§ Records supplied
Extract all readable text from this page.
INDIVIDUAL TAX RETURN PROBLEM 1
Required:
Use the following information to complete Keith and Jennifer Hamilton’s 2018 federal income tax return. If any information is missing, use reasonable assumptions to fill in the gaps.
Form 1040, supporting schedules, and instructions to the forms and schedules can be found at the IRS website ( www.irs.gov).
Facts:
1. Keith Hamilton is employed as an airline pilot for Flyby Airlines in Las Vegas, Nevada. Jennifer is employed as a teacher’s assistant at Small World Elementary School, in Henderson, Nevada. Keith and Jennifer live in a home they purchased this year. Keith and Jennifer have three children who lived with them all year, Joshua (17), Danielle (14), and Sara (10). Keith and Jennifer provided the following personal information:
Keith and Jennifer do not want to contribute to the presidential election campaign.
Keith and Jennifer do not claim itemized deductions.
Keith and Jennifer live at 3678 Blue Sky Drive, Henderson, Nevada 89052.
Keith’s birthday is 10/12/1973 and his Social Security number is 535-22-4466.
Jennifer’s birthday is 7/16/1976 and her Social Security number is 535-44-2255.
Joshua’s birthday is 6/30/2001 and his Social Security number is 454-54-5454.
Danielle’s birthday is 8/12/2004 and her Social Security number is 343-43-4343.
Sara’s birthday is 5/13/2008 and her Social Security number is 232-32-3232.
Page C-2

...

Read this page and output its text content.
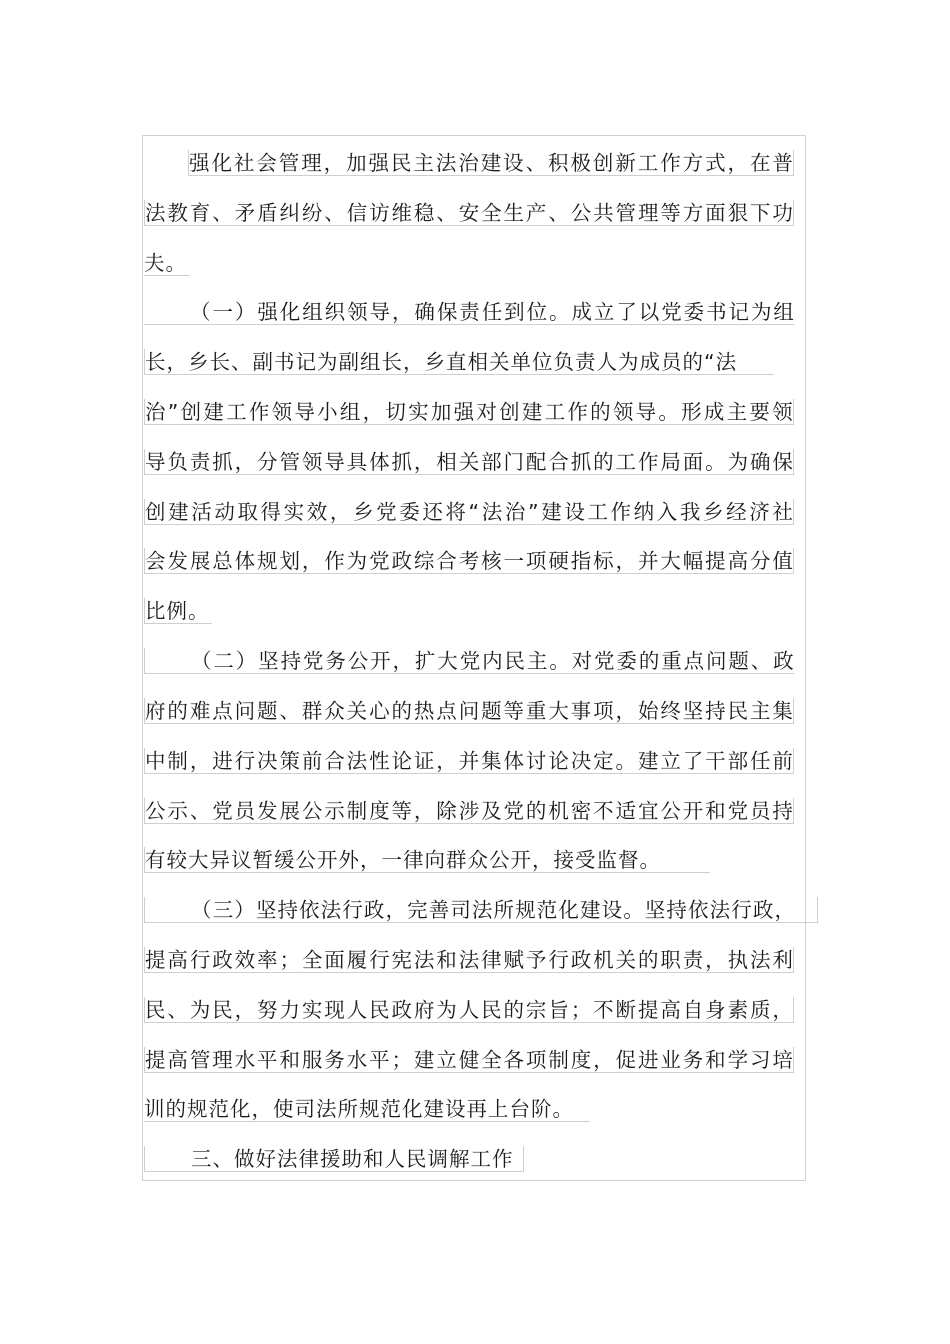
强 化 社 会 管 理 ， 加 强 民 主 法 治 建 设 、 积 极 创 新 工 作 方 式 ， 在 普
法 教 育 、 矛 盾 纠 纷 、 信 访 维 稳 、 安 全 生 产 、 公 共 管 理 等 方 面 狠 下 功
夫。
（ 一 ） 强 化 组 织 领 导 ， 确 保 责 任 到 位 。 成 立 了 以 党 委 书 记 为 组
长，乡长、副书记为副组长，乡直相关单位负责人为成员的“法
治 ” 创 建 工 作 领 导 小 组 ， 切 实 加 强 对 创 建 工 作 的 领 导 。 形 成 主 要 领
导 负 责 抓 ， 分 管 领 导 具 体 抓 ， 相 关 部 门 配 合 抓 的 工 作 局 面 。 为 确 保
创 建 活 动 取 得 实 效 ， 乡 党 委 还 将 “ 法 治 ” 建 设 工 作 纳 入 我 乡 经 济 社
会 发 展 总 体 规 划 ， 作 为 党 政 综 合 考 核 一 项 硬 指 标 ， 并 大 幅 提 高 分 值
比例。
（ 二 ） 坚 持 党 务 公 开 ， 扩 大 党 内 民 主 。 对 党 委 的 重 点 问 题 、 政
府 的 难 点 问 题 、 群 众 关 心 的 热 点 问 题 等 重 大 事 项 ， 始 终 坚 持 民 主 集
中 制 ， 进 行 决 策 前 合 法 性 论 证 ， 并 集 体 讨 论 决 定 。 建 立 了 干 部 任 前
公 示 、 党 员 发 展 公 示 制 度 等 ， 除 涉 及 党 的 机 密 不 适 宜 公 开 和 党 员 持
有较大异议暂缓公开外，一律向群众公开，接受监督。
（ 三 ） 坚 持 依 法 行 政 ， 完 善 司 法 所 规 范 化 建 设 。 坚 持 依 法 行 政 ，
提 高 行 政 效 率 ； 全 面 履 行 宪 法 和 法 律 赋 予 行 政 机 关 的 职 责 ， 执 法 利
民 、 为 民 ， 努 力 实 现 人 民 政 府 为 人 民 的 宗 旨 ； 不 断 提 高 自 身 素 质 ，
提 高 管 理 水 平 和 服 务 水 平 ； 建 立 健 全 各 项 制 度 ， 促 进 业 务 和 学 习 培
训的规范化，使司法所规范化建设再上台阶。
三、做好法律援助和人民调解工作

==

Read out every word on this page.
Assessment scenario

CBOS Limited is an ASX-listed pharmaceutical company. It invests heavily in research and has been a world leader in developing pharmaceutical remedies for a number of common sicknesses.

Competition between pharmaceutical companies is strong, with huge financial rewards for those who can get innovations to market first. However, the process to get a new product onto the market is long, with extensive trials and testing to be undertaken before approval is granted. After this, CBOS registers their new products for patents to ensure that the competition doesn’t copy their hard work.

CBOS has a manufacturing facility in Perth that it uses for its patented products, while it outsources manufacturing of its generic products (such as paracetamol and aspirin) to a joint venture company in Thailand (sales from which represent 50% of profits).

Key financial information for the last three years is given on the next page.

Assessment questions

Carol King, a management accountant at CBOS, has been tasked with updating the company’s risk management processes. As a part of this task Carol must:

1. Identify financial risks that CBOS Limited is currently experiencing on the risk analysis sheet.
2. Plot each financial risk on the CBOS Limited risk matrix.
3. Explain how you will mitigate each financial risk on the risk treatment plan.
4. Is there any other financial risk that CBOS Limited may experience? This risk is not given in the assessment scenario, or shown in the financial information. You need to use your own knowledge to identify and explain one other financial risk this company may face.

§ Exercise
Collect each line above holding the string "been".

§ Written solution
CBOS Limited is an ASX-listed pharmaceutical company. It invests heavily in research and has been a world leader in developing pharmaceutical remedies for a number of common sicknesses.
Carol King, a management accountant at CBOS, has been tasked with updating the company’s risk management processes. As a part of this task Carol must:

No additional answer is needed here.